- Directions for this task:
Identify, in the records below, every line where the string "Monthly" appears, and copy each such line.

Figure data in JSON
★ ★ ★

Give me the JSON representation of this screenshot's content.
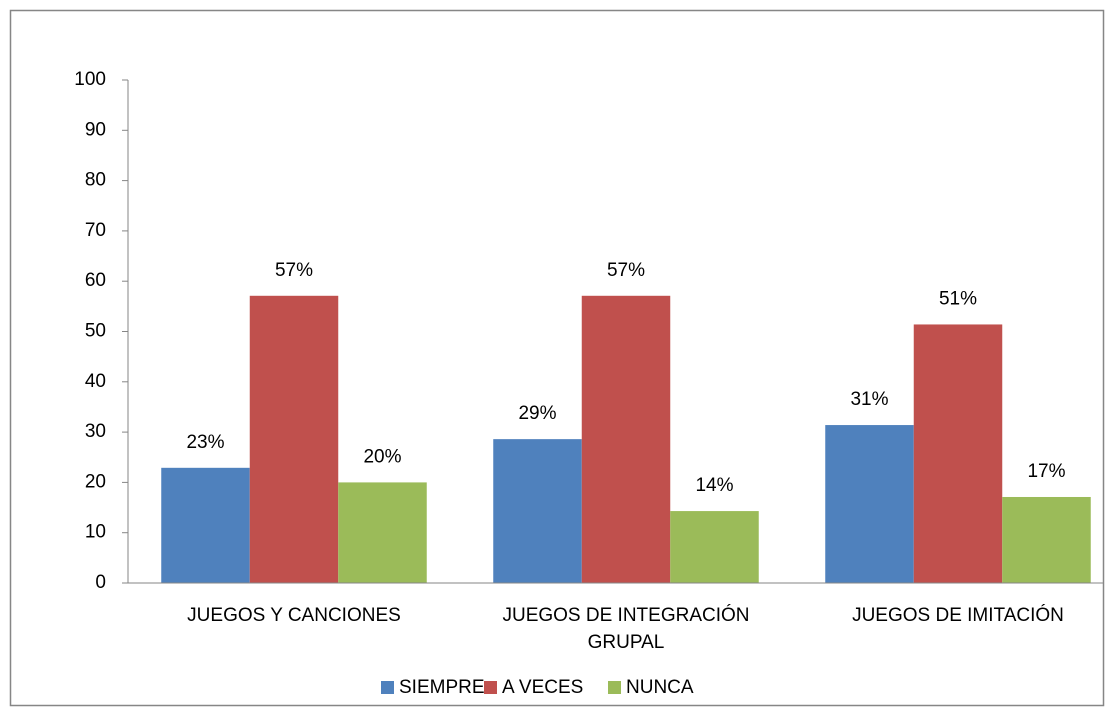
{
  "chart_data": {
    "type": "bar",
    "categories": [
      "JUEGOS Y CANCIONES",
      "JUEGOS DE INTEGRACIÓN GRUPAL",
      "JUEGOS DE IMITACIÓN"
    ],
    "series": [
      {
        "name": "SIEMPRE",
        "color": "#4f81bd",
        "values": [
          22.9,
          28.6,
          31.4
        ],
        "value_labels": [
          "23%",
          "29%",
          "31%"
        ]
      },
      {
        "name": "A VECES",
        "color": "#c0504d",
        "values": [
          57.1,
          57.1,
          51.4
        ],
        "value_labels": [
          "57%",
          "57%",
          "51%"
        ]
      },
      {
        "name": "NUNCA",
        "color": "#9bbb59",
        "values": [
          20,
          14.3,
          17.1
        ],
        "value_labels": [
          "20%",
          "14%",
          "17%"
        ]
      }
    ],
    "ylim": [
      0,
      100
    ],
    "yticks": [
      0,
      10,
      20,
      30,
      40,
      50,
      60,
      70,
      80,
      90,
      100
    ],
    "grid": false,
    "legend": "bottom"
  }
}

★ ★ ★

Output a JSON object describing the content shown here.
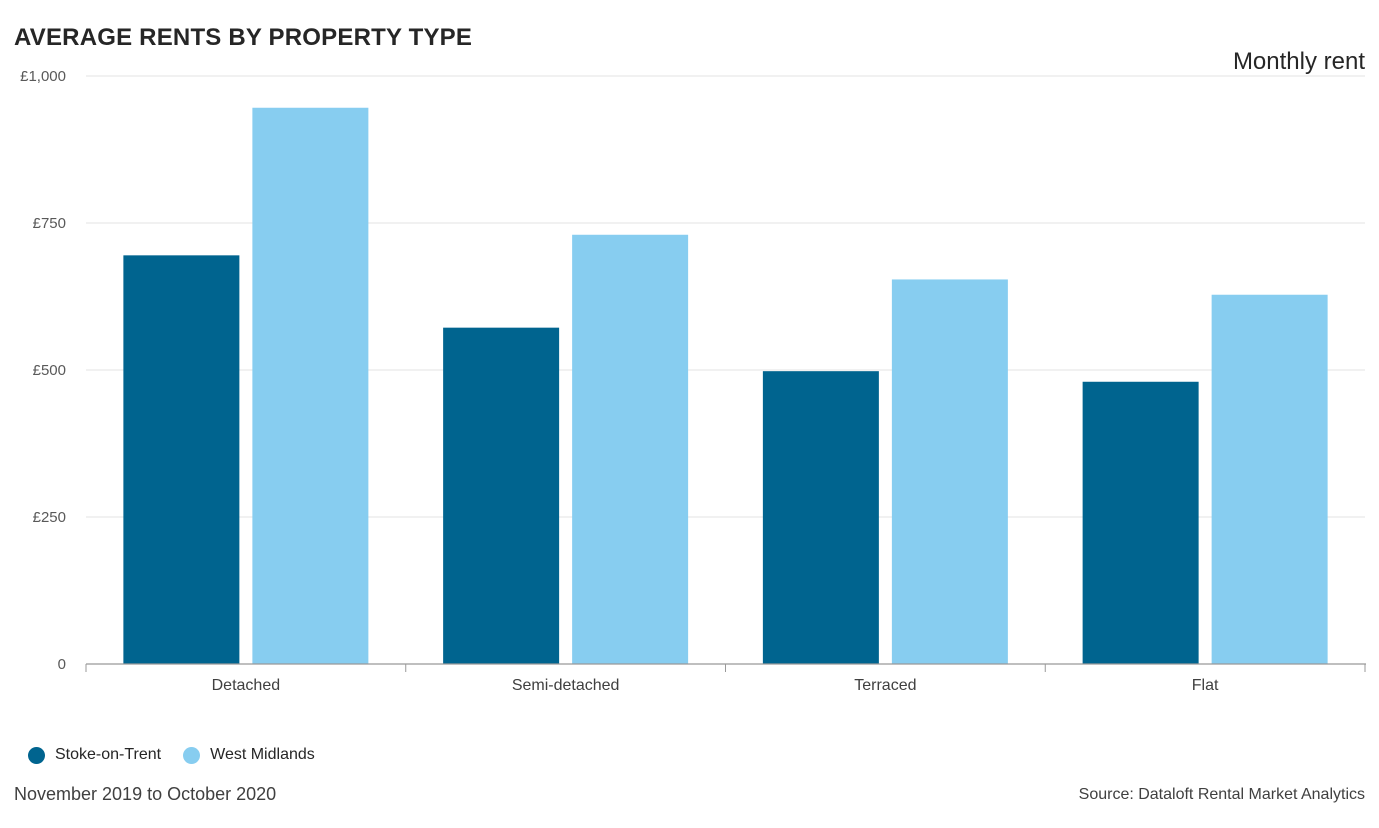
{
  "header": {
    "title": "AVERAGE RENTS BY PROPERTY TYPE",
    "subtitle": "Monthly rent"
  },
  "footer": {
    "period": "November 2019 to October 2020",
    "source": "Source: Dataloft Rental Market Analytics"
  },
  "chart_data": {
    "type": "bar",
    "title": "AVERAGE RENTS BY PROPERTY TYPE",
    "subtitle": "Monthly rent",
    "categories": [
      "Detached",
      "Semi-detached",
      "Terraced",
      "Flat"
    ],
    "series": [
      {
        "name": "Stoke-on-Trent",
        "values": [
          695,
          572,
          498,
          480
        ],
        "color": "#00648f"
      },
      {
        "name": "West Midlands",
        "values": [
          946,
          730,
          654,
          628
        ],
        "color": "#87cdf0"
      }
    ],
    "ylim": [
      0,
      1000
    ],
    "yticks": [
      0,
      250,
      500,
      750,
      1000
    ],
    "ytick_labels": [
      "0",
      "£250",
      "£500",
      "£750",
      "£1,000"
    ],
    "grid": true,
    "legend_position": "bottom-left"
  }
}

★ ★ ★

- Solution to this task:
    "subtitle": "Monthly rent"
    "subtitle": "Monthly rent",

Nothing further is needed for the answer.